**Description of the task**: Write out these rows again, switching "Dew cap" to "Dust cap" everywhere it appears and leaving everything else the same.

**Source material**:
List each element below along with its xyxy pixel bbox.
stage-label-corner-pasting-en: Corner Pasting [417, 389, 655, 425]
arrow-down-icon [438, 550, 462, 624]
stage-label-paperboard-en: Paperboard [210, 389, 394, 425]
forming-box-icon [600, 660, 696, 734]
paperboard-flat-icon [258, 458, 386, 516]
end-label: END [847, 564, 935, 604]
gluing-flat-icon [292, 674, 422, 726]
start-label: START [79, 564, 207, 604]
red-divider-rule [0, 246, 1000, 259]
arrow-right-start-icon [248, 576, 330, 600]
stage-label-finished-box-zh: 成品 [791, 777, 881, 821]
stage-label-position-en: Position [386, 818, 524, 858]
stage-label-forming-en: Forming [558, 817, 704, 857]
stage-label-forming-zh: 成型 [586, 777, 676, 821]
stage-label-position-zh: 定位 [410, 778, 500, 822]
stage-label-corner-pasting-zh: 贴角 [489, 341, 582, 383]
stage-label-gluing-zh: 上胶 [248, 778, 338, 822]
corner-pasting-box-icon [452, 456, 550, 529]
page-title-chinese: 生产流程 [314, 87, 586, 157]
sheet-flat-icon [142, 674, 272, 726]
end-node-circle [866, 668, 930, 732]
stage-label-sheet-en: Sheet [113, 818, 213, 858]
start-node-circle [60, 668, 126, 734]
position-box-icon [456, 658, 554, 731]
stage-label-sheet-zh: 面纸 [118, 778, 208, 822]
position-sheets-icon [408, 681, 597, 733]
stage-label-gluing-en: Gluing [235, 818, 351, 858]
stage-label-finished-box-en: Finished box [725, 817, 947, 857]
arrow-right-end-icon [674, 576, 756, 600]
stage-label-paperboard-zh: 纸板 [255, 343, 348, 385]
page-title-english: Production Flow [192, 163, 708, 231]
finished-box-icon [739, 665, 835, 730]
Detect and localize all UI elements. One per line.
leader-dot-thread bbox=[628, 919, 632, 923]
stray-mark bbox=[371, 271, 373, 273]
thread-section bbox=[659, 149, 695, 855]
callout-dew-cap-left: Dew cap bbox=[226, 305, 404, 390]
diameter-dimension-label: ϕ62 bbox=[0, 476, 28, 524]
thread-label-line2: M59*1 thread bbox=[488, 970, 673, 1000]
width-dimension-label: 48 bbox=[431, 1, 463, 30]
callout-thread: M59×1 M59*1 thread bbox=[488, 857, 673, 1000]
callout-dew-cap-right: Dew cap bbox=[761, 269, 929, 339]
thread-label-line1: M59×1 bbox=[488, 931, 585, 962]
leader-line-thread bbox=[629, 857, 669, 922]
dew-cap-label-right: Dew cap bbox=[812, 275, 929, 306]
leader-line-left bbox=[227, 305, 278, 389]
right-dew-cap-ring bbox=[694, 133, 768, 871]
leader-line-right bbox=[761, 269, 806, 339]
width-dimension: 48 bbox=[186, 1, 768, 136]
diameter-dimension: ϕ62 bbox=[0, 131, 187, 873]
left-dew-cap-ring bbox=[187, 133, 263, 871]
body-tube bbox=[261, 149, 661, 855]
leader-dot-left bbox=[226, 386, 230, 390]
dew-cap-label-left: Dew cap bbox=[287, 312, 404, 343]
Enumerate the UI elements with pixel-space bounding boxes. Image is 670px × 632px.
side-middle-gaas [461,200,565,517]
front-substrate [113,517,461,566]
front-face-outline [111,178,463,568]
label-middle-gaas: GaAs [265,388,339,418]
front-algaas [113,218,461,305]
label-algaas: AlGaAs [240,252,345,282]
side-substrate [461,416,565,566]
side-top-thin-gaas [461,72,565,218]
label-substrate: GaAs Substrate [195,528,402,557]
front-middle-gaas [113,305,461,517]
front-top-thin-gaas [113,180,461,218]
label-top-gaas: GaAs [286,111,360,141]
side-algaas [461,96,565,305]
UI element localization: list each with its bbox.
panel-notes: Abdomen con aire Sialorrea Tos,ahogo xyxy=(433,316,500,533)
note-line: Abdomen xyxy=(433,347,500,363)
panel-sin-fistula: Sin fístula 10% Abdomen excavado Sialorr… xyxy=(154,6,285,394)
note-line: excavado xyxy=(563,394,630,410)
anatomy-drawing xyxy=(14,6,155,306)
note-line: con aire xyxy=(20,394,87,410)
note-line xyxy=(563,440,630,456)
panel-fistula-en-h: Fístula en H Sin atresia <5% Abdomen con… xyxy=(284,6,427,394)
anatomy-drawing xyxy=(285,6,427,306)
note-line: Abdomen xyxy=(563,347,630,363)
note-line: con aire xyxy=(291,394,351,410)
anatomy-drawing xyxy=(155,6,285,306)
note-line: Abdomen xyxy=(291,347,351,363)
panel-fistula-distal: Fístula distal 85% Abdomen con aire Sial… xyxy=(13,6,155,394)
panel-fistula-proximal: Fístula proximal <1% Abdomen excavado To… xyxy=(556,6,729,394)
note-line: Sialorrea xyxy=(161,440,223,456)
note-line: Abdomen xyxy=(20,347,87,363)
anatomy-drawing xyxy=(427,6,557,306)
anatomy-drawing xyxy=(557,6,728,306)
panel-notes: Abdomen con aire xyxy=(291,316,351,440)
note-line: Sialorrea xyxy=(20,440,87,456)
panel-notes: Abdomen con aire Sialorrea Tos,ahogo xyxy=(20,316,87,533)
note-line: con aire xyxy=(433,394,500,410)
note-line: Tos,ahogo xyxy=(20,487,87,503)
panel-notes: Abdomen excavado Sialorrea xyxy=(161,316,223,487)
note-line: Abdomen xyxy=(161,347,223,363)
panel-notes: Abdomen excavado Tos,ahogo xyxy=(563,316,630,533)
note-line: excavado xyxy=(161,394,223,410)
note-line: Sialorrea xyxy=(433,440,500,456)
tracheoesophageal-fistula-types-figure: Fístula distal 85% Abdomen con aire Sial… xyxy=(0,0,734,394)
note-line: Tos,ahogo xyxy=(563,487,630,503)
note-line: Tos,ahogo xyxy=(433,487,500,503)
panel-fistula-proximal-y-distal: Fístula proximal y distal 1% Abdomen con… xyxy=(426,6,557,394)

**Task answer**:
List each element below along with its xyxy pixel bbox.
stage-label-corner-pasting-en: Corner Pasting [417, 389, 655, 425]
arrow-down-icon [438, 550, 462, 624]
stage-label-paperboard-en: Paperboard [210, 389, 394, 425]
forming-box-icon [600, 660, 696, 734]
paperboard-flat-icon [258, 458, 386, 516]
end-label: END [847, 564, 935, 604]
gluing-flat-icon [292, 674, 422, 726]
start-label: START [79, 564, 207, 604]
red-divider-rule [0, 246, 1000, 259]
arrow-right-start-icon [248, 576, 330, 600]
stage-label-finished-box-zh: 成品 [791, 777, 881, 821]
stage-label-position-en: Position [386, 818, 524, 858]
stage-label-forming-en: Forming [558, 817, 704, 857]
stage-label-forming-zh: 成型 [586, 777, 676, 821]
stage-label-position-zh: 定位 [410, 778, 500, 822]
stage-label-corner-pasting-zh: 贴角 [489, 341, 582, 383]
stage-label-gluing-zh: 上胶 [248, 778, 338, 822]
corner-pasting-box-icon [452, 456, 550, 529]
page-title-chinese: 生产流程 [314, 87, 586, 157]
sheet-flat-icon [142, 674, 272, 726]
end-node-circle [866, 668, 930, 732]
stage-label-sheet-en: Sheet [113, 818, 213, 858]
start-node-circle [60, 668, 126, 734]
position-box-icon [456, 658, 554, 731]
stage-label-sheet-zh: 面纸 [118, 778, 208, 822]
position-sheets-icon [408, 681, 597, 733]
stage-label-gluing-en: Gluing [235, 818, 351, 858]
stage-label-finished-box-en: Finished box [725, 817, 947, 857]
arrow-right-end-icon [674, 576, 756, 600]
stage-label-paperboard-zh: 纸板 [255, 343, 348, 385]
page-title-english: Production Flow [192, 163, 708, 231]
finished-box-icon [739, 665, 835, 730]
Detect and localize all UI elements. One per line.
leader-dot-thread bbox=[628, 919, 632, 923]
stray-mark bbox=[371, 271, 373, 273]
thread-section bbox=[659, 149, 695, 855]
callout-dew-cap-left: Dust cap bbox=[226, 305, 404, 390]
diameter-dimension-label: ϕ62 bbox=[0, 476, 28, 524]
thread-label-line2: M59*1 thread bbox=[488, 970, 673, 1000]
width-dimension-label: 48 bbox=[431, 1, 463, 30]
callout-thread: M59×1 M59*1 thread bbox=[488, 857, 673, 1000]
callout-dew-cap-right: Dust cap bbox=[761, 269, 929, 339]
thread-label-line1: M59×1 bbox=[488, 931, 585, 962]
leader-line-thread bbox=[629, 857, 669, 922]
dew-cap-label-right: Dust cap bbox=[812, 275, 929, 306]
leader-line-left bbox=[227, 305, 278, 389]
right-dew-cap-ring bbox=[694, 133, 768, 871]
leader-line-right bbox=[761, 269, 806, 339]
width-dimension: 48 bbox=[186, 1, 768, 136]
diameter-dimension: ϕ62 bbox=[0, 131, 187, 873]
left-dew-cap-ring bbox=[187, 133, 263, 871]
body-tube bbox=[261, 149, 661, 855]
leader-dot-left bbox=[226, 386, 230, 390]
dew-cap-label-left: Dust cap bbox=[287, 312, 404, 343]
Enumerate the UI elements with pixel-space bounding boxes. Image is 670px × 632px.
side-middle-gaas [461,200,565,517]
front-substrate [113,517,461,566]
front-face-outline [111,178,463,568]
label-middle-gaas: GaAs [265,388,339,418]
front-algaas [113,218,461,305]
label-algaas: AlGaAs [240,252,345,282]
side-substrate [461,416,565,566]
side-top-thin-gaas [461,72,565,218]
label-substrate: GaAs Substrate [195,528,402,557]
front-middle-gaas [113,305,461,517]
front-top-thin-gaas [113,180,461,218]
label-top-gaas: GaAs [286,111,360,141]
side-algaas [461,96,565,305]
UI element localization: list each with its bbox.
panel-notes: Abdomen con aire Sialorrea Tos,ahogo xyxy=(433,316,500,533)
note-line: Abdomen xyxy=(433,347,500,363)
panel-sin-fistula: Sin fístula 10% Abdomen excavado Sialorr… xyxy=(154,6,285,394)
note-line: excavado xyxy=(563,394,630,410)
anatomy-drawing xyxy=(14,6,155,306)
note-line: con aire xyxy=(20,394,87,410)
note-line xyxy=(563,440,630,456)
panel-fistula-en-h: Fístula en H Sin atresia <5% Abdomen con… xyxy=(284,6,427,394)
anatomy-drawing xyxy=(285,6,427,306)
note-line: Abdomen xyxy=(563,347,630,363)
note-line: con aire xyxy=(291,394,351,410)
anatomy-drawing xyxy=(155,6,285,306)
note-line: Abdomen xyxy=(291,347,351,363)
panel-fistula-distal: Fístula distal 85% Abdomen con aire Sial… xyxy=(13,6,155,394)
panel-fistula-proximal: Fístula proximal <1% Abdomen excavado To… xyxy=(556,6,729,394)
note-line: Sialorrea xyxy=(161,440,223,456)
note-line: Abdomen xyxy=(20,347,87,363)
anatomy-drawing xyxy=(427,6,557,306)
anatomy-drawing xyxy=(557,6,728,306)
panel-notes: Abdomen con aire xyxy=(291,316,351,440)
note-line: Sialorrea xyxy=(20,440,87,456)
panel-notes: Abdomen con aire Sialorrea Tos,ahogo xyxy=(20,316,87,533)
note-line: con aire xyxy=(433,394,500,410)
note-line: Tos,ahogo xyxy=(20,487,87,503)
panel-notes: Abdomen excavado Sialorrea xyxy=(161,316,223,487)
note-line: Abdomen xyxy=(161,347,223,363)
panel-notes: Abdomen excavado Tos,ahogo xyxy=(563,316,630,533)
note-line: excavado xyxy=(161,394,223,410)
note-line: Sialorrea xyxy=(433,440,500,456)
tracheoesophageal-fistula-types-figure: Fístula distal 85% Abdomen con aire Sial… xyxy=(0,0,734,394)
note-line: Tos,ahogo xyxy=(563,487,630,503)
note-line: Tos,ahogo xyxy=(433,487,500,503)
panel-fistula-proximal-y-distal: Fístula proximal y distal 1% Abdomen con… xyxy=(426,6,557,394)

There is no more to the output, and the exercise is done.